Written task. Across the listing below, how many lines hold "Размеры"? Reply with the number by itself.

Data records.
^^^^^^^^
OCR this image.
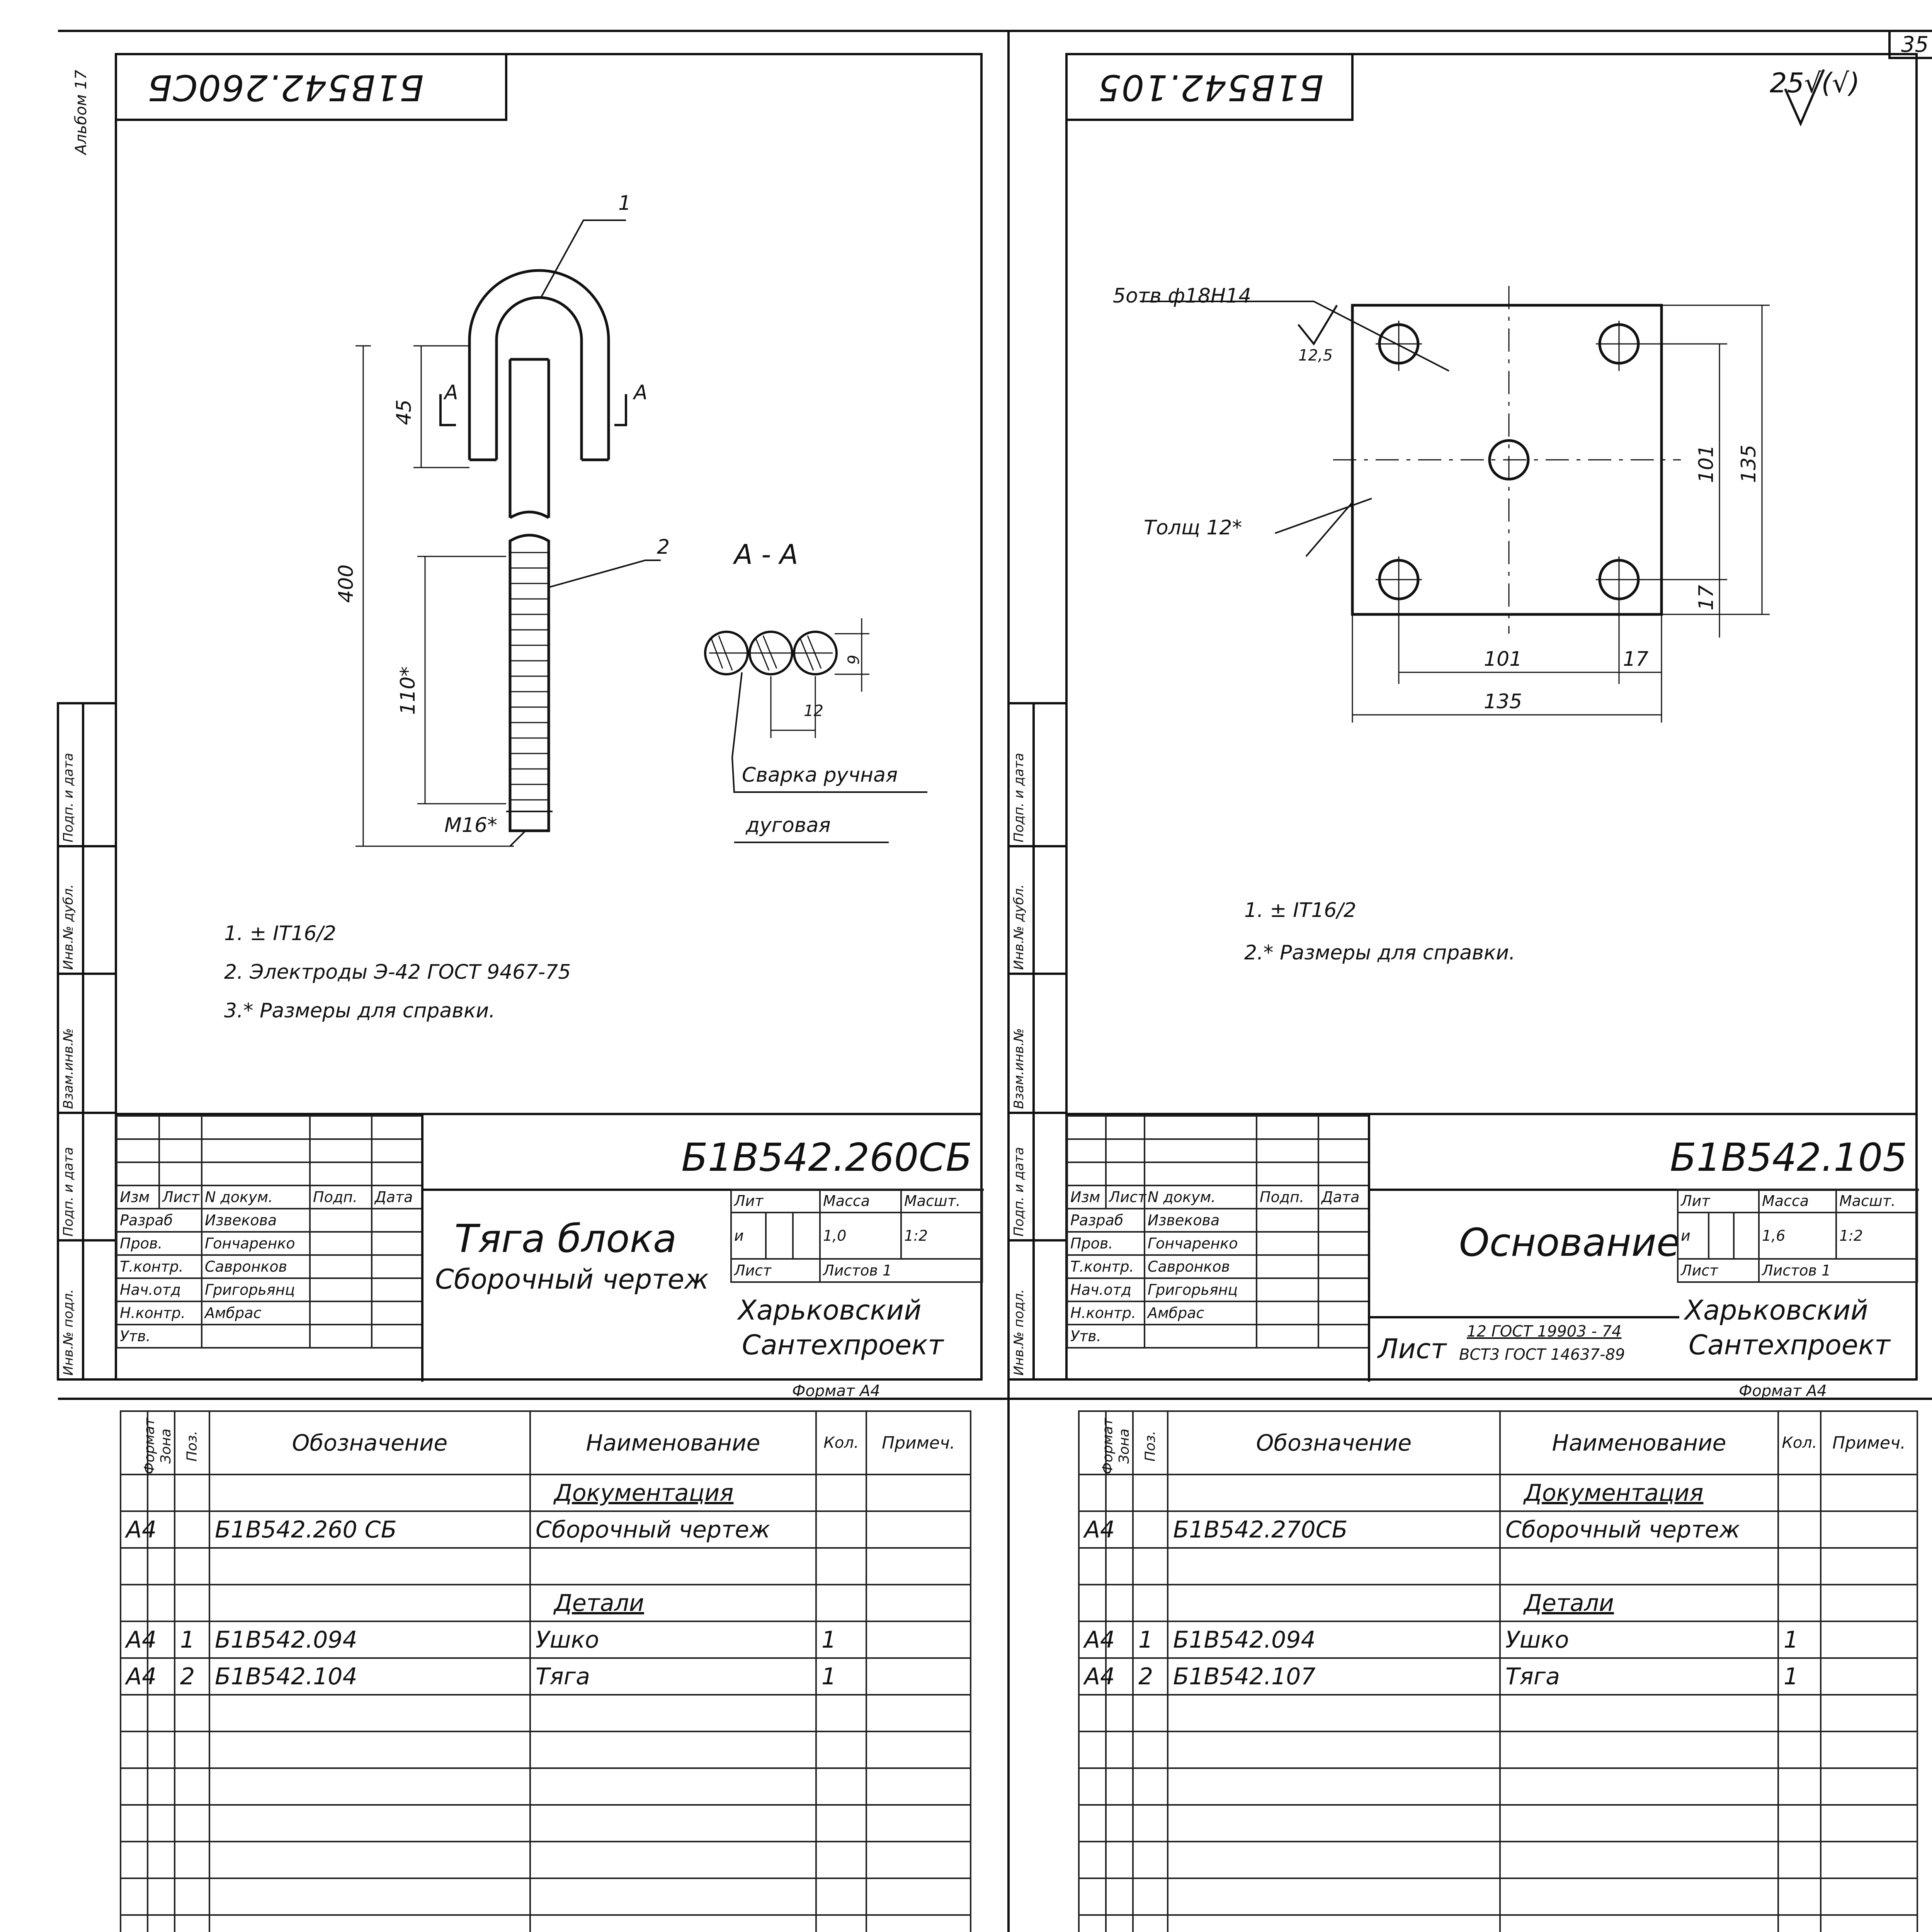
35
Альбом 17 Б1В542.260СБ
1
2
A	A
45
400
110*
M16*
A - A
9
12
Сварка ручная
дуговая
1. ± IT16/2
2. Электроды Э-42 ГОСТ 9467-75
3.* Размеры для справки.
Б1В542.105	25√(√)
5отв ф18Н14
12,5
Толщ 12*
101 135
17
101	17
135
1. ± IT16/2
2.* Размеры для справки.
Инв.№ подл.
Подп. и дата
Взам.инв.№
Инв.№ дубл.
Подп. и дата
Инв.№ подл.
Подп. и дата
Взам.инв.№
Инв.№ дубл.
Подп. и дата

Изм	Лист	N докум.	Подп.	Дата
Разраб		Извекова		
Пров.		Гончаренко		
Т.контр.		Савронков		
Нач.отд		Григорьянц		
Н.контр.		Амбрас		
Утв.				
Б1В542.260СБ
Тяга блока
Сборочный чертеж
Лит			Масса	Масшт.
и			1,0	1:2
Лист			Листов 1	
Харьковский
Сантехпроект
Формат А4

Изм	Лист	N докум.	Подп.	Дата
Разраб		Извекова		
Пров.		Гончаренко		
Т.контр.		Савронков		
Нач.отд		Григорьянц		
Н.контр.		Амбрас		
Утв.				
Б1В542.105
Основание
Лист
12 ГОСТ 19903 - 74
ВСТ3 ГОСТ 14637-89
Лит			Масса	Масшт.
и			1,6	1:2
Лист			Листов 1	
Харьковский
Сантехпроект
Формат А4
Формат	Зона	Поз.	Обозначение	Наименование	Кол.	Примеч.
				Документация		
А4			Б1В542.260 СБ	Сборочный чертеж		

				Детали		
А4		1	Б1В542.094	Ушко	1	
А4		2	Б1В542.104	Тяга	1	

Формат	Зона	Поз.	Обозначение	Наименование	Кол.	Примеч.
				Документация		
А4			Б1В542.270СБ	Сборочный чертеж		

				Детали		
А4		1	Б1В542.094	Ушко	1	
А4		2	Б1В542.107	Тяга	1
^^^^^^^^
Answer below. 2